### [TEXT]

======

Protecting our outdoor spaces is not a partisan issue. We need to
work together to ensure the preservation of our environment for future
generations to enjoy. As the mother of a second grader and a fifth
grader, a big part of my kids' life too is enjoying the beauty of New
Hampshire. I know that if we reauthorize the Land and Water
Conservation Fund, not only in New Hampshire but across this country,
we will continue to preserve the beauty of our country and the open
spaces so that everyone can enjoy them and get the exercise and be
healthy and enjoy the clean, fresh air they have an opportunity to
breathe, as well as our beautiful forests and beautiful lands in this
country.
LWCF also has funds granted to the Forest Legacy Program, which has
helped conserve New Hampshire's forests, supporting our forest products
industry, and aiding wildlife preservation, to make sure we have
healthy, working forests, which is so important to our forest industry.
[[Page S7024]]
I call on my colleagues to act immediately to reauthorize this
essential program, which has helped preserve the beauty of New
Hampshire and our Nation. This is one that I hope, with pending
legislation we bring to the floor, we will include a vote on
reauthorizing the Land and Water Conservation Fund. Our country is
beautiful, and this money was specially designated for this purpose. We
should stop diverting it. We should continue to use it for this very
purpose so that everyone can enjoy the great outdoors and the beauty of
the United States of America.
Thank you, Mr. President.
I yield the floor.
Mr. DAINES. Mr. President, I wish to thank Senator Ayotte for her
great comments and for speaking as well about her heritage that has
been passed down in New Hampshire.
In this picture, this is not a selfie that was taken with a selfie
stick. The reason we happened to have this picture is that we had our
son along. Our son took that picture of my wife Cindy, our dog Ruby,
and me.
These are lands that I hiked in when I was a little boy, when my
parents introduced me to the public lands of Montana wilderness areas.
Outdoor heritage is an important part of who we are as Americans, as is
the importance of preserving and protecting our clean water and our
clean air.
I know our States' Governors don't want this program to lapse either.
In fact, in a letter sent yesterday from the National Governors
Association, they stated that a lapse in authorization would create
uncertainties for our States.
We can still do the right thing. We can still reauthorize this
important program.
There was an appropriations bill that was passed which gave us
funding at the same level we had from last year, at $306 million. It is
short of where I would like to have it, and I know it is short of where
Senator Ayotte would like to see it funded, but at least we held our
funding consistent with where we were at last year.

======

### [SUPPLIED MATERIAL]
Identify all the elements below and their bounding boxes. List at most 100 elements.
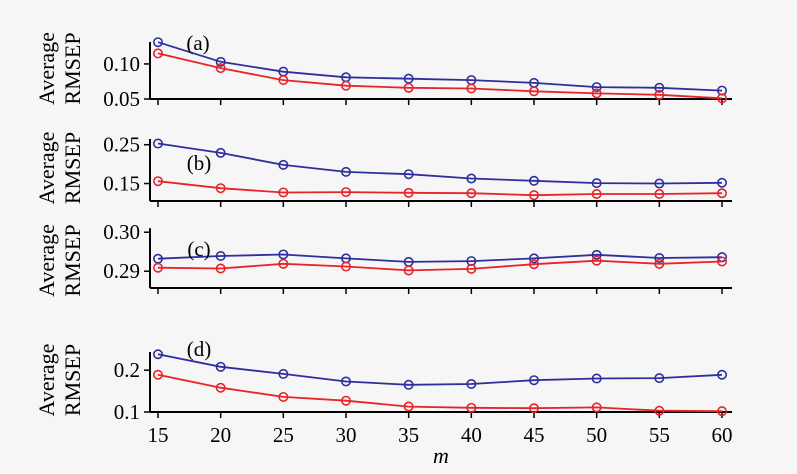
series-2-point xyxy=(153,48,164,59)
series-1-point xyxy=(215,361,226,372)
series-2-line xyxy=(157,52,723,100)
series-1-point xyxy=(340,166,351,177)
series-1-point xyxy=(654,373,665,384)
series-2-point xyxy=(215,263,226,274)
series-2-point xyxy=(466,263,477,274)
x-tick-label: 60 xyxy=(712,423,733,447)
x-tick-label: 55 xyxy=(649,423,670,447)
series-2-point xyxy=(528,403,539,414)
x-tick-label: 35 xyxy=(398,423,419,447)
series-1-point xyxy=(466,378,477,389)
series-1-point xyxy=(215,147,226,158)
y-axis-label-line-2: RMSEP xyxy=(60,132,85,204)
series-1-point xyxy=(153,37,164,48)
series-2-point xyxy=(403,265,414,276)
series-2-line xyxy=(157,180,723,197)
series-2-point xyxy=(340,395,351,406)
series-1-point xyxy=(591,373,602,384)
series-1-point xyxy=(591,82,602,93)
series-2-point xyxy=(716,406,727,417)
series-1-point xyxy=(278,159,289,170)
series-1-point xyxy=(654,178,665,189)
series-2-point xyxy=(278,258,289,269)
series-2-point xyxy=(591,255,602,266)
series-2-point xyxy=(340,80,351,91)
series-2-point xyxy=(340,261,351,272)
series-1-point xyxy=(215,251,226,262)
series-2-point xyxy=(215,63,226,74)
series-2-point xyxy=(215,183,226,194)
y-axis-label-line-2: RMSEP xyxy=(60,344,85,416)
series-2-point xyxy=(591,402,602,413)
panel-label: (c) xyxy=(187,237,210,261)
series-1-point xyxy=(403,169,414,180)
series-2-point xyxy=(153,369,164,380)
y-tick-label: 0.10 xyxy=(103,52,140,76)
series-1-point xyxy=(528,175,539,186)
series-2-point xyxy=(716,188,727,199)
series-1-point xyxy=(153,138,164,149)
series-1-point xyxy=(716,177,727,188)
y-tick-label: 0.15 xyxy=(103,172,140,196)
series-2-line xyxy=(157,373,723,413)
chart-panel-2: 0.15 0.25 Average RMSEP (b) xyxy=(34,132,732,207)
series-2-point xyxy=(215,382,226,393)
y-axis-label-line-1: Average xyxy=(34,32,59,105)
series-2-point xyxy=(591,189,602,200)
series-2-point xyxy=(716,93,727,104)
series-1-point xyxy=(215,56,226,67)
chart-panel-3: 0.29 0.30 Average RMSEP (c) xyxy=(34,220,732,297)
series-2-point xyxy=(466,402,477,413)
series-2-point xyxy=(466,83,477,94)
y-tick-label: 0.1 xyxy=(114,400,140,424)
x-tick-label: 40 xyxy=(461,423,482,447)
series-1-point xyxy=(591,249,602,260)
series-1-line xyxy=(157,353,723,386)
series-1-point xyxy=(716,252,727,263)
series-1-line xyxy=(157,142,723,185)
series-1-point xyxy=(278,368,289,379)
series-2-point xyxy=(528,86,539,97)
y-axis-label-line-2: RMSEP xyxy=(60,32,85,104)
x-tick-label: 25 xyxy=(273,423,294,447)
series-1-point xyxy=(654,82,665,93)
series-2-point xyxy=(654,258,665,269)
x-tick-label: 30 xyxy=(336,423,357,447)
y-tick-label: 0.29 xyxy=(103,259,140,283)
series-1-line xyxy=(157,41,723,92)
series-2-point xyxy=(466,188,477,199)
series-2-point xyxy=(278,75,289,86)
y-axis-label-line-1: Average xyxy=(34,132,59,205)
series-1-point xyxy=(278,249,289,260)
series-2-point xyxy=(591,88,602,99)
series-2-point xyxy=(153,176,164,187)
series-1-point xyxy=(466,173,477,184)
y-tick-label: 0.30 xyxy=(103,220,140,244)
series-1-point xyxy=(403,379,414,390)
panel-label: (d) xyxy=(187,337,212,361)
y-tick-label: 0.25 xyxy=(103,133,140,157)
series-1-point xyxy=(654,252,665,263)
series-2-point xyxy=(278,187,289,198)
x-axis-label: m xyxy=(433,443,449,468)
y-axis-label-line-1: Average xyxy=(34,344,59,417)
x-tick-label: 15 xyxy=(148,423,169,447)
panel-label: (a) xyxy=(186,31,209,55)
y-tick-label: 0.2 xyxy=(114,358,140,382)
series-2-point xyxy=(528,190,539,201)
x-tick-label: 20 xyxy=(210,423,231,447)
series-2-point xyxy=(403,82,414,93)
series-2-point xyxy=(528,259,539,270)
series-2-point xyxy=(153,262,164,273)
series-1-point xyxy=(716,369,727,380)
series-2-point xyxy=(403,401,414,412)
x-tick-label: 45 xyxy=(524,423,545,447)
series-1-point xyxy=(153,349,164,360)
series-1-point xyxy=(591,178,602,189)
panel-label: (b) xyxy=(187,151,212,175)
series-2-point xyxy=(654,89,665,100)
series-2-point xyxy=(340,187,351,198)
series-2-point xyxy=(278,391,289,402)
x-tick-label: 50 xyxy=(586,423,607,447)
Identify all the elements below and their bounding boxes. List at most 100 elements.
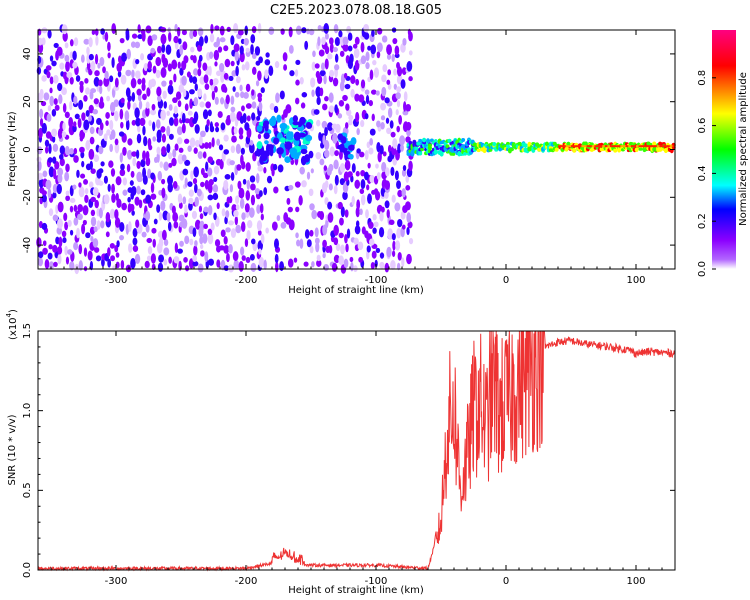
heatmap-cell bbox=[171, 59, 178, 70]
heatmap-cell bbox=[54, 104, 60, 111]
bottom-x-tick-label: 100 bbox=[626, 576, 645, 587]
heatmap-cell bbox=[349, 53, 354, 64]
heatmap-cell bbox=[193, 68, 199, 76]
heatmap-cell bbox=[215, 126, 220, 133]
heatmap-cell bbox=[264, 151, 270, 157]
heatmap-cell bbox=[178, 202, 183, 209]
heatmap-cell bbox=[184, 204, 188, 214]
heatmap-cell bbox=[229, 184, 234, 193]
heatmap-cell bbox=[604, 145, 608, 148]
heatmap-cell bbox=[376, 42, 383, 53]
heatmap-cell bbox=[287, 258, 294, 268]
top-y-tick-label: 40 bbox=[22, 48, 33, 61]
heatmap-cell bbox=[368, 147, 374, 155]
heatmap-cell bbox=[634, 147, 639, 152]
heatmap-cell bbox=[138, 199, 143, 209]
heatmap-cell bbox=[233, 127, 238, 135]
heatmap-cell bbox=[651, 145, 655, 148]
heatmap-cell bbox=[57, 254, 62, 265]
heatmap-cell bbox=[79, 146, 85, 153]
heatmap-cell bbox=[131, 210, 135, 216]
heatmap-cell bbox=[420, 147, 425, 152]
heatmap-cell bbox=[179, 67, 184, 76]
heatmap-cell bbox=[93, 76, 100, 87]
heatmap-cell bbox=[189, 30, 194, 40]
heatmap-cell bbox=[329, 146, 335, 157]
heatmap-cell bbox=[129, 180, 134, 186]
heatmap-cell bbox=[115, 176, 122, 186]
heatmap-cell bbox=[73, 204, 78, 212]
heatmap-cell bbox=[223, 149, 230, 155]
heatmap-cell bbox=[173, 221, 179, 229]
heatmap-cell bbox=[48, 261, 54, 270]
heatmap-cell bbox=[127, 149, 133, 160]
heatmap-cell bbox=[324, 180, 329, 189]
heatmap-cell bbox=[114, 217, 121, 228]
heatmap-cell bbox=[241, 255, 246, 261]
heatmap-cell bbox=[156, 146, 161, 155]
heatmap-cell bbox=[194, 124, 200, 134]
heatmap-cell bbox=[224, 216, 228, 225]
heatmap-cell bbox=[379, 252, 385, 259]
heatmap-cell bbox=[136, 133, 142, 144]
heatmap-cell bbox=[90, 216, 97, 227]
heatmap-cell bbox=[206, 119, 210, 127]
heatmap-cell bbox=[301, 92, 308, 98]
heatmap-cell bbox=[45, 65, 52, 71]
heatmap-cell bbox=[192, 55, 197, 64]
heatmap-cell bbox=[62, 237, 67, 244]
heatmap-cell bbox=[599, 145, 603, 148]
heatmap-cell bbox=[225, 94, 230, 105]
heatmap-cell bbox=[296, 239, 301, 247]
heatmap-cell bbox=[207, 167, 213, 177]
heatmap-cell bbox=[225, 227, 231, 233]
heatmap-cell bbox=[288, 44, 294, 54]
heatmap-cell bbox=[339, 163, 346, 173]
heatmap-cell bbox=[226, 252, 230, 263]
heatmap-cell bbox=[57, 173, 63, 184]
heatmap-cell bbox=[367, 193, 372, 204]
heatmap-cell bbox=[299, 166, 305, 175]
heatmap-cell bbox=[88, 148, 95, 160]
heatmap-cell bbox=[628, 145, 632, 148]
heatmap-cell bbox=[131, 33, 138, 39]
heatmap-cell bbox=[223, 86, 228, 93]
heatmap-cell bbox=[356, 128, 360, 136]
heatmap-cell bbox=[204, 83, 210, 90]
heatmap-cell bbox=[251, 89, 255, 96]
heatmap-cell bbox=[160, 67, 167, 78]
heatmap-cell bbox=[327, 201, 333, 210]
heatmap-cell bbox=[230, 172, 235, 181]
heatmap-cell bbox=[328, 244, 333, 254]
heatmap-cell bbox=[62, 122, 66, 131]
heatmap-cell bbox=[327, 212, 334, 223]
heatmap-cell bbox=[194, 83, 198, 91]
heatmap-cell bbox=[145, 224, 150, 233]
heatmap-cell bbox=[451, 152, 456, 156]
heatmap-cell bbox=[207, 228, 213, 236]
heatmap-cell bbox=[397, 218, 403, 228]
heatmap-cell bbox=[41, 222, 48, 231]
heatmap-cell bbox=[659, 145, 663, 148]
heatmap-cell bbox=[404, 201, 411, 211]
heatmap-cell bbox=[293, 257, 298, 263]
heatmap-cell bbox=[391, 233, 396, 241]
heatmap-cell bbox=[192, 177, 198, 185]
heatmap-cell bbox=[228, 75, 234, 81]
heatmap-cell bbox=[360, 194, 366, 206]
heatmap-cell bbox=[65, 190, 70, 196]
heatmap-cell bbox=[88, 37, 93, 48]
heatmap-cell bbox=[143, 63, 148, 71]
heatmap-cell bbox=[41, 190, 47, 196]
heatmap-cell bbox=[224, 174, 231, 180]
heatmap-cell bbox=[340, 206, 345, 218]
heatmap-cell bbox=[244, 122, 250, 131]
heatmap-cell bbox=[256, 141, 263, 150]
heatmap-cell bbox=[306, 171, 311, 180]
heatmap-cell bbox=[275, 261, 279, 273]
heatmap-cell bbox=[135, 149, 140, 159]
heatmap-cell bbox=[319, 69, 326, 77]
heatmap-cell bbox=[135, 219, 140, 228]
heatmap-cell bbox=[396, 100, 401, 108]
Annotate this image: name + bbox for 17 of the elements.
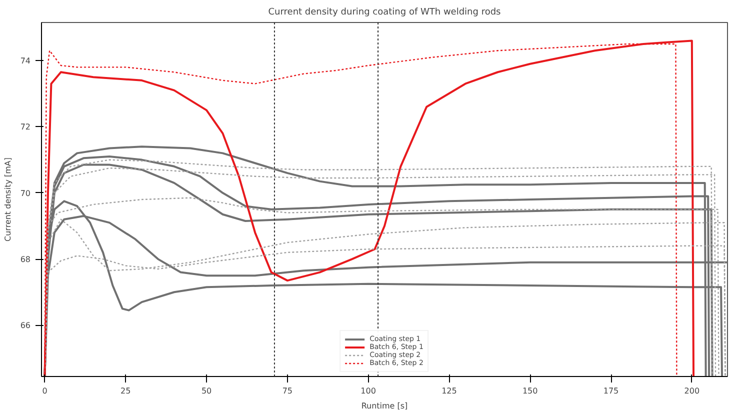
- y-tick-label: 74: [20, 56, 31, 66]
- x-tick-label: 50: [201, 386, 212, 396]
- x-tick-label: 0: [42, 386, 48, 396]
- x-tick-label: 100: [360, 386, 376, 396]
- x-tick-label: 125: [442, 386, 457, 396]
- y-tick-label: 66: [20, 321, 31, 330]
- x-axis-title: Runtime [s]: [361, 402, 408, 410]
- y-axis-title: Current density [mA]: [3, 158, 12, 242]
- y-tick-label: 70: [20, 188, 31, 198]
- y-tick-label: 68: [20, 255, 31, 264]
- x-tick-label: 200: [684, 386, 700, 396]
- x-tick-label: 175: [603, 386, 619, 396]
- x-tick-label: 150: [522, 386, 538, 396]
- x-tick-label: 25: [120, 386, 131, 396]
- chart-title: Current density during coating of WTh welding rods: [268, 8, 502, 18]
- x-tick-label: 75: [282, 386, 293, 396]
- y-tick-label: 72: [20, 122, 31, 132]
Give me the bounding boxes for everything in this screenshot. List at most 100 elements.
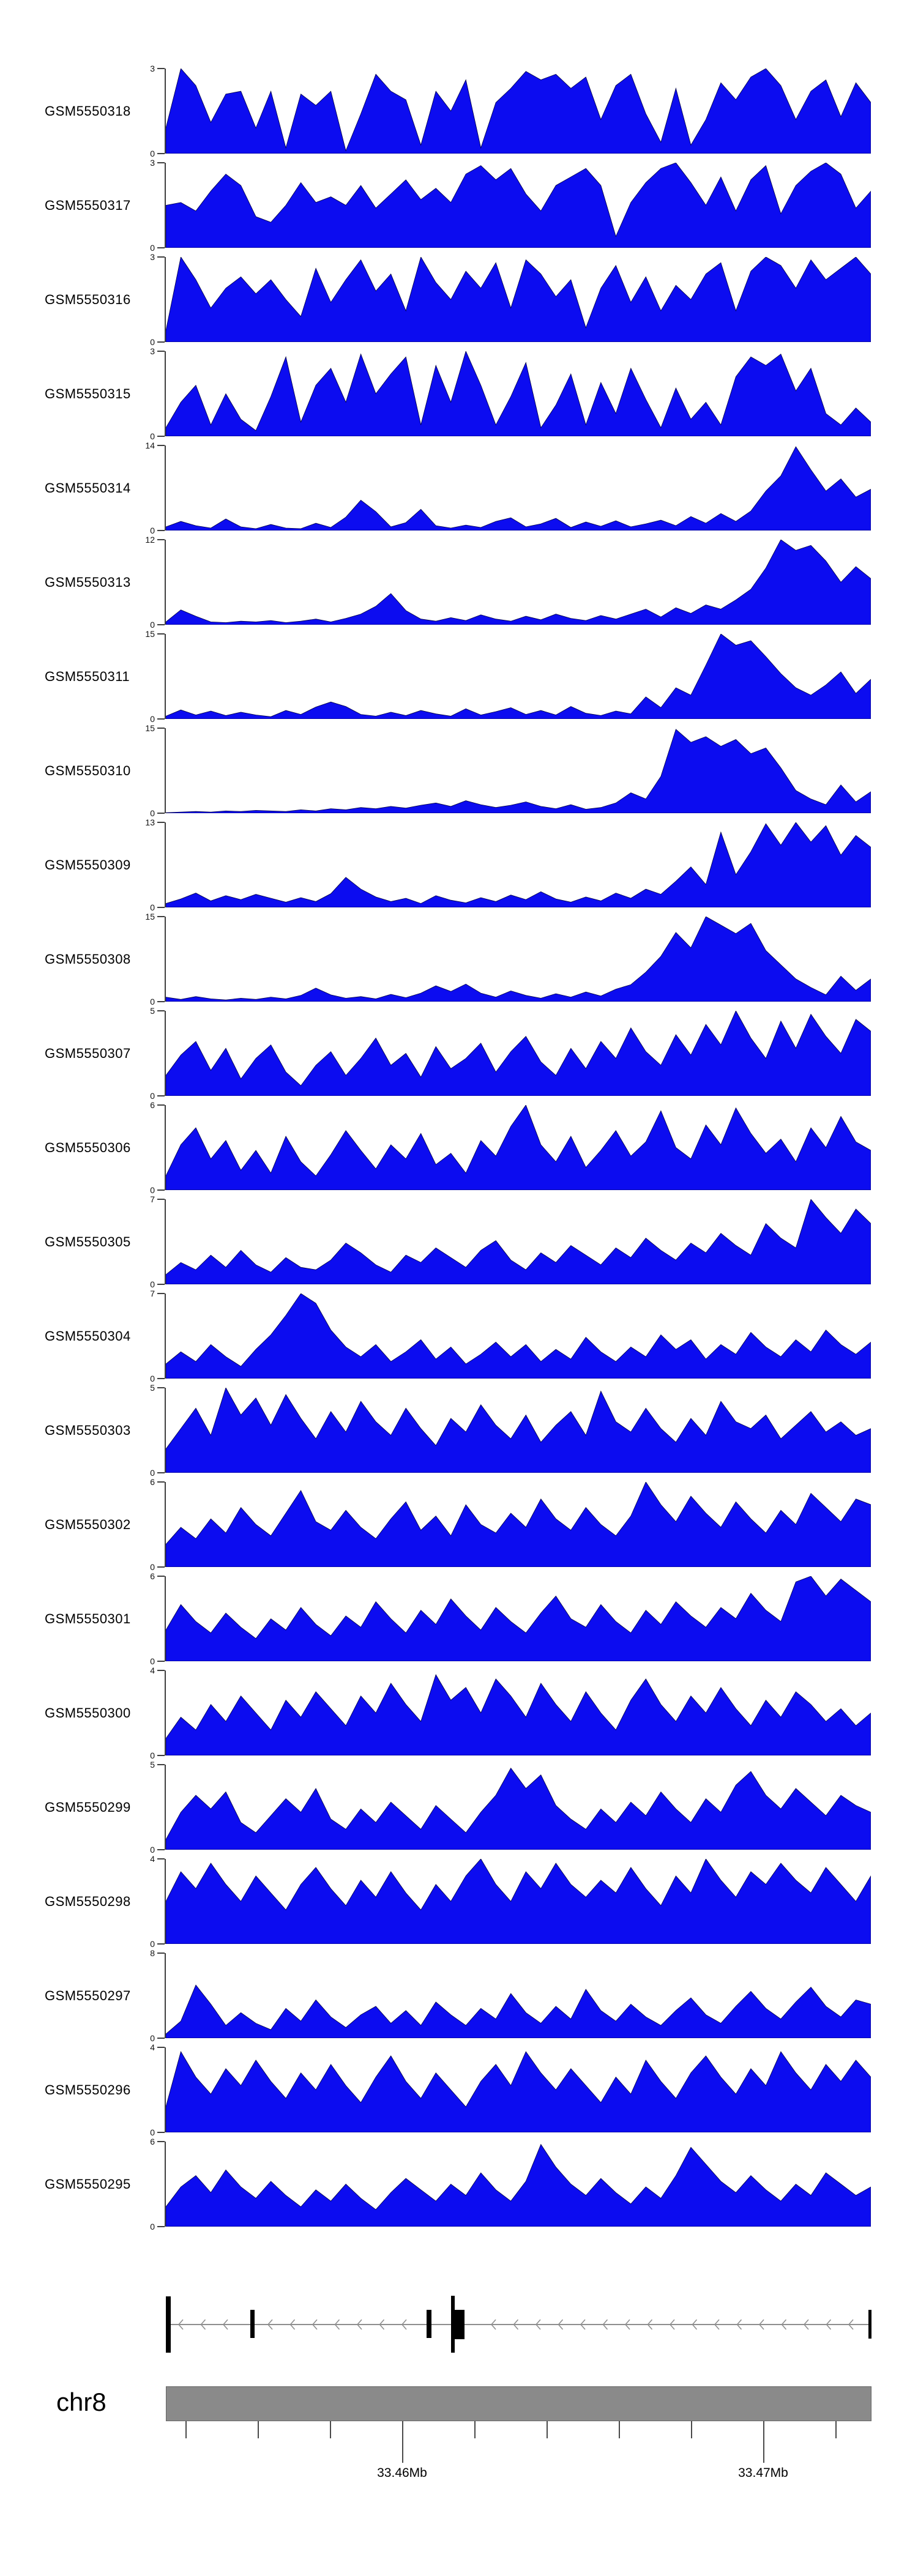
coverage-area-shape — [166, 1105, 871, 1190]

======

### [TASKS]
a. In the Senate remarks on the Land and Water Conservation Fund, who is in the picture that Mr. Daines describes?
b. Answer these questions about the Senate remarks on the Land and Water Conservation Fund:
(i) What grades are the children of the speaker who calls herself a mother in?
(ii) Which body sent a letter warning that a lapse in authorization would create uncertainties for the states?
(iii) At what funding level did the appropriations bill set the program?

### [SOLUTIONS FOR EACH TASK]
a. His wife Cindy, their dog Ruby, and Mr. Daines himself.

b.
(i) Second grade and fifth grade.
(ii) The National Governors Association.
(iii) $306 million, the same level as the previous year.